Dataset records:
━━━━━━━━

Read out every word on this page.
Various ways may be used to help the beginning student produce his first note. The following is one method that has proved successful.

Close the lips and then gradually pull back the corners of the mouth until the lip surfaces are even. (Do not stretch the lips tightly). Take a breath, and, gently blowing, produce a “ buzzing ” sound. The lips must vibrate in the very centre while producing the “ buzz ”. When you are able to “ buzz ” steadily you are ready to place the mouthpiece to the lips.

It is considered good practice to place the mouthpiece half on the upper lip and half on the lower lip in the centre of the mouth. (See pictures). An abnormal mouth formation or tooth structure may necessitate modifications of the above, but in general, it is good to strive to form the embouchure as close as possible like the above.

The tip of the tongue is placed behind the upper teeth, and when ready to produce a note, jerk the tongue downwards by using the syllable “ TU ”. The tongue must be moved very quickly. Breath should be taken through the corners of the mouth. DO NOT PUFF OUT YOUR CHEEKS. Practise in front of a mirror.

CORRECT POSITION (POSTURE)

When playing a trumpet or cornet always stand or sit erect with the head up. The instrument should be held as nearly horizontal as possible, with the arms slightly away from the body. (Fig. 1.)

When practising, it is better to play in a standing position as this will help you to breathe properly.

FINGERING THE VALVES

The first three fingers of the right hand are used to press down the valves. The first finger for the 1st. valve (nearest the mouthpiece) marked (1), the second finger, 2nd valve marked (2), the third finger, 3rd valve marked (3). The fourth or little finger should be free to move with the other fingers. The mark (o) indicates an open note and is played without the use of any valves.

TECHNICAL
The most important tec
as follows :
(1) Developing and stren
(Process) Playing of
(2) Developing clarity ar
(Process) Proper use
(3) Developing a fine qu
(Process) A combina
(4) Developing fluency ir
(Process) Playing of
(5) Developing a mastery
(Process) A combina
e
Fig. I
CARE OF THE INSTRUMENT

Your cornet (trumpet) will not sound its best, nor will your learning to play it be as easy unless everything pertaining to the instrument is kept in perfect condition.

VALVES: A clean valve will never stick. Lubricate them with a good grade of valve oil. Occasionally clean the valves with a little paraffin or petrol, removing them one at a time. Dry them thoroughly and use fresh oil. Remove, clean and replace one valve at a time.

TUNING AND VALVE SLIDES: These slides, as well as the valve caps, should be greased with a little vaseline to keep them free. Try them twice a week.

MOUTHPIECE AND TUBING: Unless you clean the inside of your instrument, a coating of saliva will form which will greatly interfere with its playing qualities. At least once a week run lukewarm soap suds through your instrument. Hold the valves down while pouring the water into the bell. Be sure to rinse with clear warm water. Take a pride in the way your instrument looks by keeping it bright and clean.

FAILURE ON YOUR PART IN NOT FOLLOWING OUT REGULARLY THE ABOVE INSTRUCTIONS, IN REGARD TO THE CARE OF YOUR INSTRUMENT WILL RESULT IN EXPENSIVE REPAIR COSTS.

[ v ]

━━━━━━━━

Instructions to follow:
Copy out the whole listing, exactly as written.

The result:
Read out every word on this page.
Various ways may be used to help the beginning student produce his first note. The following is one method that has proved successful.

Close the lips and then gradually pull back the corners of the mouth until the lip surfaces are even. (Do not stretch the lips tightly). Take a breath, and, gently blowing, produce a “ buzzing ” sound. The lips must vibrate in the very centre while producing the “ buzz ”. When you are able to “ buzz ” steadily you are ready to place the mouthpiece to the lips.

It is considered good practice to place the mouthpiece half on the upper lip and half on the lower lip in the centre of the mouth. (See pictures). An abnormal mouth formation or tooth structure may necessitate modifications of the above, but in general, it is good to strive to form the embouchure as close as possible like the above.

The tip of the tongue is placed behind the upper teeth, and when ready to produce a note, jerk the tongue downwards by using the syllable “ TU ”. The tongue must be moved very quickly. Breath should be taken through the corners of the mouth. DO NOT PUFF OUT YOUR CHEEKS. Practise in front of a mirror.

CORRECT POSITION (POSTURE)

When playing a trumpet or cornet always stand or sit erect with the head up. The instrument should be held as nearly horizontal as possible, with the arms slightly away from the body. (Fig. 1.)

When practising, it is better to play in a standing position as this will help you to breathe properly.

FINGERING THE VALVES

The first three fingers of the right hand are used to press down the valves. The first finger for the 1st. valve (nearest the mouthpiece) marked (1), the second finger, 2nd valve marked (2), the third finger, 3rd valve marked (3). The fourth or little finger should be free to move with the other fingers. The mark (o) indicates an open note and is played without the use of any valves.

TECHNICAL
The most important tec
as follows :
(1) Developing and stren
(Process) Playing of
(2) Developing clarity ar
(Process) Proper use
(3) Developing a fine qu
(Process) A combina
(4) Developing fluency ir
(Process) Playing of
(5) Developing a mastery
(Process) A combina
e
Fig. I
CARE OF THE INSTRUMENT

Your cornet (trumpet) will not sound its best, nor will your learning to play it be as easy unless everything pertaining to the instrument is kept in perfect condition.

VALVES: A clean valve will never stick. Lubricate them with a good grade of valve oil. Occasionally clean the valves with a little paraffin or petrol, removing them one at a time. Dry them thoroughly and use fresh oil. Remove, clean and replace one valve at a time.

TUNING AND VALVE SLIDES: These slides, as well as the valve caps, should be greased with a little vaseline to keep them free. Try them twice a week.

MOUTHPIECE AND TUBING: Unless you clean the inside of your instrument, a coating of saliva will form which will greatly interfere with its playing qualities. At least once a week run lukewarm soap suds through your instrument. Hold the valves down while pouring the water into the bell. Be sure to rinse with clear warm water. Take a pride in the way your instrument looks by keeping it bright and clean.

FAILURE ON YOUR PART IN NOT FOLLOWING OUT REGULARLY THE ABOVE INSTRUCTIONS, IN REGARD TO THE CARE OF YOUR INSTRUMENT WILL RESULT IN EXPENSIVE REPAIR COSTS.

[ v ]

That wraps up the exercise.